EXERCISE: Give back, unchanged, each line from the one containing "Read out every word on this page." through the last line of the entries below.

(Recorded data)
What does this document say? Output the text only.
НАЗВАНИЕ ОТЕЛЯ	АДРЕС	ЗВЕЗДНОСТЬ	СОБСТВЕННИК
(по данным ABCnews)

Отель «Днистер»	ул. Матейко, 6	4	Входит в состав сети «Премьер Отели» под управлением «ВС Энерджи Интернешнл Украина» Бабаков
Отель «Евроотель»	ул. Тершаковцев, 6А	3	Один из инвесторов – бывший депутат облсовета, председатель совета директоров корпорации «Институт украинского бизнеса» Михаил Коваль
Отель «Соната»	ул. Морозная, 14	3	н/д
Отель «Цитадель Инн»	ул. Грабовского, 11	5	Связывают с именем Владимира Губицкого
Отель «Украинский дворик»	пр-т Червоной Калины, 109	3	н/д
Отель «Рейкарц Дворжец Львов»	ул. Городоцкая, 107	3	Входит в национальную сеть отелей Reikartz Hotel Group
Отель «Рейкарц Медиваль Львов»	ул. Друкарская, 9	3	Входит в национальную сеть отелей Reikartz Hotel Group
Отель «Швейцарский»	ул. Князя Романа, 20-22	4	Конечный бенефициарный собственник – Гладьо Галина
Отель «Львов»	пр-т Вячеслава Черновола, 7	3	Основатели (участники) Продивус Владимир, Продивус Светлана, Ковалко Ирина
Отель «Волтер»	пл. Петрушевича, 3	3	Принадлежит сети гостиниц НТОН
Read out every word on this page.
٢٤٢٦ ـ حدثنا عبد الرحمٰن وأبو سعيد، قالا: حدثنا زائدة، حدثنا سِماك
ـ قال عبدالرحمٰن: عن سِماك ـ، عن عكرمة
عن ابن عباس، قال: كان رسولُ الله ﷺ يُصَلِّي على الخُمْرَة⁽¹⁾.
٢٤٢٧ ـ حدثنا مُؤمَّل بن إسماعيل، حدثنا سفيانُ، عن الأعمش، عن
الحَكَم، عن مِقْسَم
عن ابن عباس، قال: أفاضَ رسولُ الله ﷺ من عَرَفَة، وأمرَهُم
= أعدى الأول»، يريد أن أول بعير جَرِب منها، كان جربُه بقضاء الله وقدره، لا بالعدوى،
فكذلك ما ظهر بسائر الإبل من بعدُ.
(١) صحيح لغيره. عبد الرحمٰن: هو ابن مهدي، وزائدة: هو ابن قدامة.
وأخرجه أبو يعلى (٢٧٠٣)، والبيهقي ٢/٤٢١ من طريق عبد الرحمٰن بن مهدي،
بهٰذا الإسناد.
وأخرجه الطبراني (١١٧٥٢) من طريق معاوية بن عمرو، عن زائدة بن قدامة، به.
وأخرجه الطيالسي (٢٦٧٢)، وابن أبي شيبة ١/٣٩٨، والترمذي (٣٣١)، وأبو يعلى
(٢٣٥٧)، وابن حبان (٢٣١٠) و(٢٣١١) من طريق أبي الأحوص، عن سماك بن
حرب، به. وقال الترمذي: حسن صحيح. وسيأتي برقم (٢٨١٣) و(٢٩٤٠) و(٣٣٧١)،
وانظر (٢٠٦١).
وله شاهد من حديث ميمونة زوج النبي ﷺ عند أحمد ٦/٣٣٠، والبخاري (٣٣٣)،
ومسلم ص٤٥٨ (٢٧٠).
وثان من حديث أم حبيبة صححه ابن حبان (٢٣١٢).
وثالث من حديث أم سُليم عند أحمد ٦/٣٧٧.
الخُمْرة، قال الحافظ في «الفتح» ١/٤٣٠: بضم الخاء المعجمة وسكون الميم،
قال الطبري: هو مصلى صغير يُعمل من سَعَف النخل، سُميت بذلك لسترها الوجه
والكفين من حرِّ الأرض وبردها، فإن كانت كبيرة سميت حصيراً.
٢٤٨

THE COMPLETED TASK:
Read out every word on this page.
٢٤٢٦ ـ حدثنا عبد الرحمٰن وأبو سعيد، قالا: حدثنا زائدة، حدثنا سِماك
ـ قال عبدالرحمٰن: عن سِماك ـ، عن عكرمة
عن ابن عباس، قال: كان رسولُ الله ﷺ يُصَلِّي على الخُمْرَة⁽¹⁾.
٢٤٢٧ ـ حدثنا مُؤمَّل بن إسماعيل، حدثنا سفيانُ، عن الأعمش، عن
الحَكَم، عن مِقْسَم
عن ابن عباس، قال: أفاضَ رسولُ الله ﷺ من عَرَفَة، وأمرَهُم
= أعدى الأول»، يريد أن أول بعير جَرِب منها، كان جربُه بقضاء الله وقدره، لا بالعدوى،
فكذلك ما ظهر بسائر الإبل من بعدُ.
(١) صحيح لغيره. عبد الرحمٰن: هو ابن مهدي، وزائدة: هو ابن قدامة.
وأخرجه أبو يعلى (٢٧٠٣)، والبيهقي ٢/٤٢١ من طريق عبد الرحمٰن بن مهدي،
بهٰذا الإسناد.
وأخرجه الطبراني (١١٧٥٢) من طريق معاوية بن عمرو، عن زائدة بن قدامة، به.
وأخرجه الطيالسي (٢٦٧٢)، وابن أبي شيبة ١/٣٩٨، والترمذي (٣٣١)، وأبو يعلى
(٢٣٥٧)، وابن حبان (٢٣١٠) و(٢٣١١) من طريق أبي الأحوص، عن سماك بن
حرب، به. وقال الترمذي: حسن صحيح. وسيأتي برقم (٢٨١٣) و(٢٩٤٠) و(٣٣٧١)،
وانظر (٢٠٦١).
وله شاهد من حديث ميمونة زوج النبي ﷺ عند أحمد ٦/٣٣٠، والبخاري (٣٣٣)،
ومسلم ص٤٥٨ (٢٧٠).
وثان من حديث أم حبيبة صححه ابن حبان (٢٣١٢).
وثالث من حديث أم سُليم عند أحمد ٦/٣٧٧.
الخُمْرة، قال الحافظ في «الفتح» ١/٤٣٠: بضم الخاء المعجمة وسكون الميم،
قال الطبري: هو مصلى صغير يُعمل من سَعَف النخل، سُميت بذلك لسترها الوجه
والكفين من حرِّ الأرض وبردها، فإن كانت كبيرة سميت حصيراً.
٢٤٨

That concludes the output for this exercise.